Task directions: Output the entries verbatim, including every line.

Records:
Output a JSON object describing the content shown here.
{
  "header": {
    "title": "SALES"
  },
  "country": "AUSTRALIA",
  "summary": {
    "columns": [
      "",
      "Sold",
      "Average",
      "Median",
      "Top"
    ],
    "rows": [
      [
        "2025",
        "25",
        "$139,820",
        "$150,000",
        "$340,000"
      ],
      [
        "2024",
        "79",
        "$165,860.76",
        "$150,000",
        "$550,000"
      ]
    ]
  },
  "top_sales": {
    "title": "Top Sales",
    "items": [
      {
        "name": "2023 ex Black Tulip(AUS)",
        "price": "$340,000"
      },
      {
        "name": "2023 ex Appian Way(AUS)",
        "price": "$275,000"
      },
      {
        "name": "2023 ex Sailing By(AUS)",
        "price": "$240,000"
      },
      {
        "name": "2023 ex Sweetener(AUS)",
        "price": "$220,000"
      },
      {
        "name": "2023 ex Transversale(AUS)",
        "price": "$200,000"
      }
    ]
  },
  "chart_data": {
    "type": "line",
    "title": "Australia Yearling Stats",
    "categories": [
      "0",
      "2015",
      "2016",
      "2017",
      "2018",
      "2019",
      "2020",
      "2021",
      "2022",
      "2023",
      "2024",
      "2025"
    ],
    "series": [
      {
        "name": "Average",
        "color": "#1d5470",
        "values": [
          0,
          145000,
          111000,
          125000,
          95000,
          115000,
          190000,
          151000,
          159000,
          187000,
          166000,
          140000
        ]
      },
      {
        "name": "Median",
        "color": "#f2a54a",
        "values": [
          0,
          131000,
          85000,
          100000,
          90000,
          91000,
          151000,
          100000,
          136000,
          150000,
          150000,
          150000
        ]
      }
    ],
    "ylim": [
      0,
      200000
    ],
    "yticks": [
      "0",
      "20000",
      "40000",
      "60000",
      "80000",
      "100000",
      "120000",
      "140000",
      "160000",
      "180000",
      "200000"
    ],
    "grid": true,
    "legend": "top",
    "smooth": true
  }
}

Task result:
Output a JSON object describing the content shown here.
{
  "header": {
    "title": "SALES"
  },
  "country": "AUSTRALIA",
  "summary": {
    "columns": [
      "",
      "Sold",
      "Average",
      "Median",
      "Top"
    ],
    "rows": [
      [
        "2025",
        "25",
        "$139,820",
        "$150,000",
        "$340,000"
      ],
      [
        "2024",
        "79",
        "$165,860.76",
        "$150,000",
        "$550,000"
      ]
    ]
  },
  "top_sales": {
    "title": "Top Sales",
    "items": [
      {
        "name": "2023 ex Black Tulip(AUS)",
        "price": "$340,000"
      },
      {
        "name": "2023 ex Appian Way(AUS)",
        "price": "$275,000"
      },
      {
        "name": "2023 ex Sailing By(AUS)",
        "price": "$240,000"
      },
      {
        "name": "2023 ex Sweetener(AUS)",
        "price": "$220,000"
      },
      {
        "name": "2023 ex Transversale(AUS)",
        "price": "$200,000"
      }
    ]
  },
  "chart_data": {
    "type": "line",
    "title": "Australia Yearling Stats",
    "categories": [
      "0",
      "2015",
      "2016",
      "2017",
      "2018",
      "2019",
      "2020",
      "2021",
      "2022",
      "2023",
      "2024",
      "2025"
    ],
    "series": [
      {
        "name": "Average",
        "color": "#1d5470",
        "values": [
          0,
          145000,
          111000,
          125000,
          95000,
          115000,
          190000,
          151000,
          159000,
          187000,
          166000,
          140000
        ]
      },
      {
        "name": "Median",
        "color": "#f2a54a",
        "values": [
          0,
          131000,
          85000,
          100000,
          90000,
          91000,
          151000,
          100000,
          136000,
          150000,
          150000,
          150000
        ]
      }
    ],
    "ylim": [
      0,
      200000
    ],
    "yticks": [
      "0",
      "20000",
      "40000",
      "60000",
      "80000",
      "100000",
      "120000",
      "140000",
      "160000",
      "180000",
      "200000"
    ],
    "grid": true,
    "legend": "top",
    "smooth": true
  }
}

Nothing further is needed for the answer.